Records from a collection
Content starts
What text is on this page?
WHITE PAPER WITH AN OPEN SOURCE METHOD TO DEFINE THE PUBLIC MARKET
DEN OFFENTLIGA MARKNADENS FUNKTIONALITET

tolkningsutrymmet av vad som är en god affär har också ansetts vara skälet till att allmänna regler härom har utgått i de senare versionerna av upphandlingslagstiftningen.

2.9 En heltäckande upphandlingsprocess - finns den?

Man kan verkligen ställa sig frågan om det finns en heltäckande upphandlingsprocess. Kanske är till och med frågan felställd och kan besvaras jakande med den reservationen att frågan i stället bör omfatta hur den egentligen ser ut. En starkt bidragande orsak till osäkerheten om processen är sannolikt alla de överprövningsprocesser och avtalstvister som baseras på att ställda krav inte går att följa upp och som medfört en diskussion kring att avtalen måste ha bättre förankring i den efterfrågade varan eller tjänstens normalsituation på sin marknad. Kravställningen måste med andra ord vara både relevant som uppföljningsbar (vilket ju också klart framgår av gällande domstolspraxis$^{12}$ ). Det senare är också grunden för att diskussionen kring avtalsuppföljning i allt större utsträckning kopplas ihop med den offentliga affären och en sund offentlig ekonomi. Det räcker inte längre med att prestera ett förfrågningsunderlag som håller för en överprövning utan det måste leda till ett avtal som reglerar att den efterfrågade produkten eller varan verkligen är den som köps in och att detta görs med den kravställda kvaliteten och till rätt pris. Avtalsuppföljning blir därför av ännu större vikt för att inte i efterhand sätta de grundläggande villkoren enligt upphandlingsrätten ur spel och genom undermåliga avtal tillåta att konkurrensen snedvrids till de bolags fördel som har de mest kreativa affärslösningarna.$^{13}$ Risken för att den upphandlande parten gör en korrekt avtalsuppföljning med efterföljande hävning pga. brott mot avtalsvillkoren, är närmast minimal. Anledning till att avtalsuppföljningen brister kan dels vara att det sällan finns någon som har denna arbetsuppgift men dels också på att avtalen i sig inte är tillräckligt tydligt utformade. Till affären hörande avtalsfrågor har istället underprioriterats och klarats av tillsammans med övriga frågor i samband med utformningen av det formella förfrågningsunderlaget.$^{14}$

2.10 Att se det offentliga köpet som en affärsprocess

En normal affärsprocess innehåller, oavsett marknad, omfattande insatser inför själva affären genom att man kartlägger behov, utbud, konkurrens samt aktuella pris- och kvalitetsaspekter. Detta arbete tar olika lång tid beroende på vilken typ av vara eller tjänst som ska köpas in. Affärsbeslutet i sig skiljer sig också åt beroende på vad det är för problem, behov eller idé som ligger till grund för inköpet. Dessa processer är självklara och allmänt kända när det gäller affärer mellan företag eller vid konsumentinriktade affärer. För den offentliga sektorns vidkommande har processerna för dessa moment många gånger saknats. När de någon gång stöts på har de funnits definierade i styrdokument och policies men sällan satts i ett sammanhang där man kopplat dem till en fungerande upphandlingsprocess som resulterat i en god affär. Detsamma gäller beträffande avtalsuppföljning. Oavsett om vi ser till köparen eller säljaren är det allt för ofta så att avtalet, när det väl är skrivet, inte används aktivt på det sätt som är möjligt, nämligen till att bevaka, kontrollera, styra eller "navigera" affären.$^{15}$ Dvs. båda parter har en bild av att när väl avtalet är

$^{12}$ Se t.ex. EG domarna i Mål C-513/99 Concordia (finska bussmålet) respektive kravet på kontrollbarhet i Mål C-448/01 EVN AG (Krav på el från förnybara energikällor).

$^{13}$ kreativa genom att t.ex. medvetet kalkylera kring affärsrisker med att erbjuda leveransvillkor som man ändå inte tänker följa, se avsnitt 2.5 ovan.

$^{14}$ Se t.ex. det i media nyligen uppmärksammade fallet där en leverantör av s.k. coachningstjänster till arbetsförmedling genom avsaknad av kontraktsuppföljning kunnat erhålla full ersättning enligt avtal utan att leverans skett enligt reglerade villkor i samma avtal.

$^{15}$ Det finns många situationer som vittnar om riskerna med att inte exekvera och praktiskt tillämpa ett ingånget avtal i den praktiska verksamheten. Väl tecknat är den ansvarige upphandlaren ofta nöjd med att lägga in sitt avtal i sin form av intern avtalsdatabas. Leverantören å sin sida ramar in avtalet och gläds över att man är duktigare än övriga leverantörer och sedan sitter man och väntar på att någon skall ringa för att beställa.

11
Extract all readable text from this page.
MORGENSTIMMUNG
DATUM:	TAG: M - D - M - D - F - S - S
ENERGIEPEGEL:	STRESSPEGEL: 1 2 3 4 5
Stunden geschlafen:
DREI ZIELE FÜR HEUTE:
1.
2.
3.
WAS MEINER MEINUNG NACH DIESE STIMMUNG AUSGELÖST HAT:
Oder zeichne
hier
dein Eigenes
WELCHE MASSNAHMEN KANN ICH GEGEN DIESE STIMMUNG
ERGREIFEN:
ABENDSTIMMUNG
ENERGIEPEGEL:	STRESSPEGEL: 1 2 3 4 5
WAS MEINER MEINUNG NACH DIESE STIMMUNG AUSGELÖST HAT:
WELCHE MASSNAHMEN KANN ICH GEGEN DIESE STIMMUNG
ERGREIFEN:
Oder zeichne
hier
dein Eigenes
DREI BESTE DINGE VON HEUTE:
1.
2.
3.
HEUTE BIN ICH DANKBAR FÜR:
Content ends
Exercise
Would you print all of the entries exactly as they stand?

Your solution
What text is on this page?
WHITE PAPER WITH AN OPEN SOURCE METHOD TO DEFINE THE PUBLIC MARKET
DEN OFFENTLIGA MARKNADENS FUNKTIONALITET

tolkningsutrymmet av vad som är en god affär har också ansetts vara skälet till att allmänna regler härom har utgått i de senare versionerna av upphandlingslagstiftningen.

2.9 En heltäckande upphandlingsprocess - finns den?

Man kan verkligen ställa sig frågan om det finns en heltäckande upphandlingsprocess. Kanske är till och med frågan felställd och kan besvaras jakande med den reservationen att frågan i stället bör omfatta hur den egentligen ser ut. En starkt bidragande orsak till osäkerheten om processen är sannolikt alla de överprövningsprocesser och avtalstvister som baseras på att ställda krav inte går att följa upp och som medfört en diskussion kring att avtalen måste ha bättre förankring i den efterfrågade varan eller tjänstens normalsituation på sin marknad. Kravställningen måste med andra ord vara både relevant som uppföljningsbar (vilket ju också klart framgår av gällande domstolspraxis$^{12}$ ). Det senare är också grunden för att diskussionen kring avtalsuppföljning i allt större utsträckning kopplas ihop med den offentliga affären och en sund offentlig ekonomi. Det räcker inte längre med att prestera ett förfrågningsunderlag som håller för en överprövning utan det måste leda till ett avtal som reglerar att den efterfrågade produkten eller varan verkligen är den som köps in och att detta görs med den kravställda kvaliteten och till rätt pris. Avtalsuppföljning blir därför av ännu större vikt för att inte i efterhand sätta de grundläggande villkoren enligt upphandlingsrätten ur spel och genom undermåliga avtal tillåta att konkurrensen snedvrids till de bolags fördel som har de mest kreativa affärslösningarna.$^{13}$ Risken för att den upphandlande parten gör en korrekt avtalsuppföljning med efterföljande hävning pga. brott mot avtalsvillkoren, är närmast minimal. Anledning till att avtalsuppföljningen brister kan dels vara att det sällan finns någon som har denna arbetsuppgift men dels också på att avtalen i sig inte är tillräckligt tydligt utformade. Till affären hörande avtalsfrågor har istället underprioriterats och klarats av tillsammans med övriga frågor i samband med utformningen av det formella förfrågningsunderlaget.$^{14}$

2.10 Att se det offentliga köpet som en affärsprocess

En normal affärsprocess innehåller, oavsett marknad, omfattande insatser inför själva affären genom att man kartlägger behov, utbud, konkurrens samt aktuella pris- och kvalitetsaspekter. Detta arbete tar olika lång tid beroende på vilken typ av vara eller tjänst som ska köpas in. Affärsbeslutet i sig skiljer sig också åt beroende på vad det är för problem, behov eller idé som ligger till grund för inköpet. Dessa processer är självklara och allmänt kända när det gäller affärer mellan företag eller vid konsumentinriktade affärer. För den offentliga sektorns vidkommande har processerna för dessa moment många gånger saknats. När de någon gång stöts på har de funnits definierade i styrdokument och policies men sällan satts i ett sammanhang där man kopplat dem till en fungerande upphandlingsprocess som resulterat i en god affär. Detsamma gäller beträffande avtalsuppföljning. Oavsett om vi ser till köparen eller säljaren är det allt för ofta så att avtalet, när det väl är skrivet, inte används aktivt på det sätt som är möjligt, nämligen till att bevaka, kontrollera, styra eller "navigera" affären.$^{15}$ Dvs. båda parter har en bild av att när väl avtalet är

$^{12}$ Se t.ex. EG domarna i Mål C-513/99 Concordia (finska bussmålet) respektive kravet på kontrollbarhet i Mål C-448/01 EVN AG (Krav på el från förnybara energikällor).

$^{13}$ kreativa genom att t.ex. medvetet kalkylera kring affärsrisker med att erbjuda leveransvillkor som man ändå inte tänker följa, se avsnitt 2.5 ovan.

$^{14}$ Se t.ex. det i media nyligen uppmärksammade fallet där en leverantör av s.k. coachningstjänster till arbetsförmedling genom avsaknad av kontraktsuppföljning kunnat erhålla full ersättning enligt avtal utan att leverans skett enligt reglerade villkor i samma avtal.

$^{15}$ Det finns många situationer som vittnar om riskerna med att inte exekvera och praktiskt tillämpa ett ingånget avtal i den praktiska verksamheten. Väl tecknat är den ansvarige upphandlaren ofta nöjd med att lägga in sitt avtal i sin form av intern avtalsdatabas. Leverantören å sin sida ramar in avtalet och gläds över att man är duktigare än övriga leverantörer och sedan sitter man och väntar på att någon skall ringa för att beställa.

11
Extract all readable text from this page.
MORGENSTIMMUNG
DATUM:	TAG: M - D - M - D - F - S - S
ENERGIEPEGEL:	STRESSPEGEL: 1 2 3 4 5
Stunden geschlafen:
DREI ZIELE FÜR HEUTE:
1.
2.
3.
WAS MEINER MEINUNG NACH DIESE STIMMUNG AUSGELÖST HAT:
Oder zeichne
hier
dein Eigenes
WELCHE MASSNAHMEN KANN ICH GEGEN DIESE STIMMUNG
ERGREIFEN:
ABENDSTIMMUNG
ENERGIEPEGEL:	STRESSPEGEL: 1 2 3 4 5
WAS MEINER MEINUNG NACH DIESE STIMMUNG AUSGELÖST HAT:
WELCHE MASSNAHMEN KANN ICH GEGEN DIESE STIMMUNG
ERGREIFEN:
Oder zeichne
hier
dein Eigenes
DREI BESTE DINGE VON HEUTE:
1.
2.
3.
HEUTE BIN ICH DANKBAR FÜR:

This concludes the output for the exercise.